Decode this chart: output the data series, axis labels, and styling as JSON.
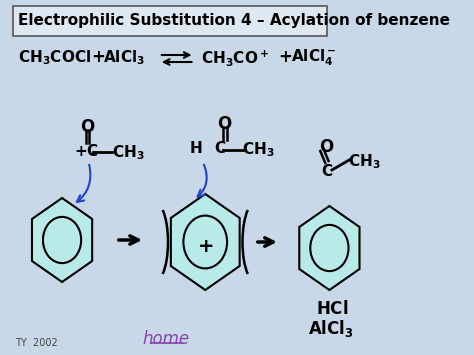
{
  "bg_color": "#c8d8e8",
  "title_box_text": "Electrophilic Substitution 4 – Acylation of benzene",
  "title_fontsize": 11,
  "title_box_color": "#dde8f0",
  "title_box_edge": "#555555",
  "home_text": "home",
  "home_color": "#8844aa",
  "ty_text": "TY  2002",
  "benzene_fill": "#b8eae8",
  "arrow_color": "#000000",
  "blue_arrow_color": "#2244cc"
}
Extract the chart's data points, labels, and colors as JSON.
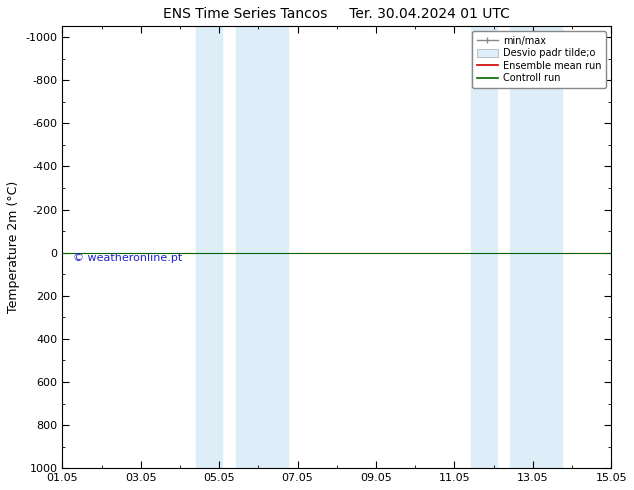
{
  "title": "ENS Time Series Tancos",
  "title2": "Ter. 30.04.2024 01 UTC",
  "ylabel": "Temperature 2m (°C)",
  "ylim_bottom": 1000,
  "ylim_top": -1050,
  "yticks": [
    -1000,
    -800,
    -600,
    -400,
    -200,
    0,
    200,
    400,
    600,
    800,
    1000
  ],
  "xtick_labels": [
    "01.05",
    "03.05",
    "05.05",
    "07.05",
    "09.05",
    "11.05",
    "13.05",
    "15.05"
  ],
  "xtick_positions": [
    0,
    2,
    4,
    6,
    8,
    10,
    12,
    14
  ],
  "shaded_bands": [
    {
      "xstart": 3.42,
      "xend": 4.08
    },
    {
      "xstart": 4.42,
      "xend": 5.75
    },
    {
      "xstart": 10.42,
      "xend": 11.08
    },
    {
      "xstart": 11.42,
      "xend": 12.75
    }
  ],
  "shade_color": "#ddeef8",
  "control_run_y": 0,
  "ensemble_mean_y": 0,
  "green_line_color": "#006400",
  "red_line_color": "#cc0000",
  "watermark": "© weatheronline.pt",
  "watermark_color": "#2222cc",
  "legend_items": [
    "min/max",
    "Desvio padr tilde;o",
    "Ensemble mean run",
    "Controll run"
  ],
  "legend_line_color": "#888888",
  "legend_shade_color": "#ddeef8",
  "background_color": "#ffffff",
  "plot_bg_color": "#ffffff",
  "title_fontsize": 10,
  "tick_fontsize": 8,
  "ylabel_fontsize": 9,
  "watermark_fontsize": 8,
  "legend_fontsize": 7,
  "xlim": [
    0,
    14
  ]
}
□ □ □ □ □ □ □
Examine the records and report how many lines contain the string "ffffff". Only the number should be given.

2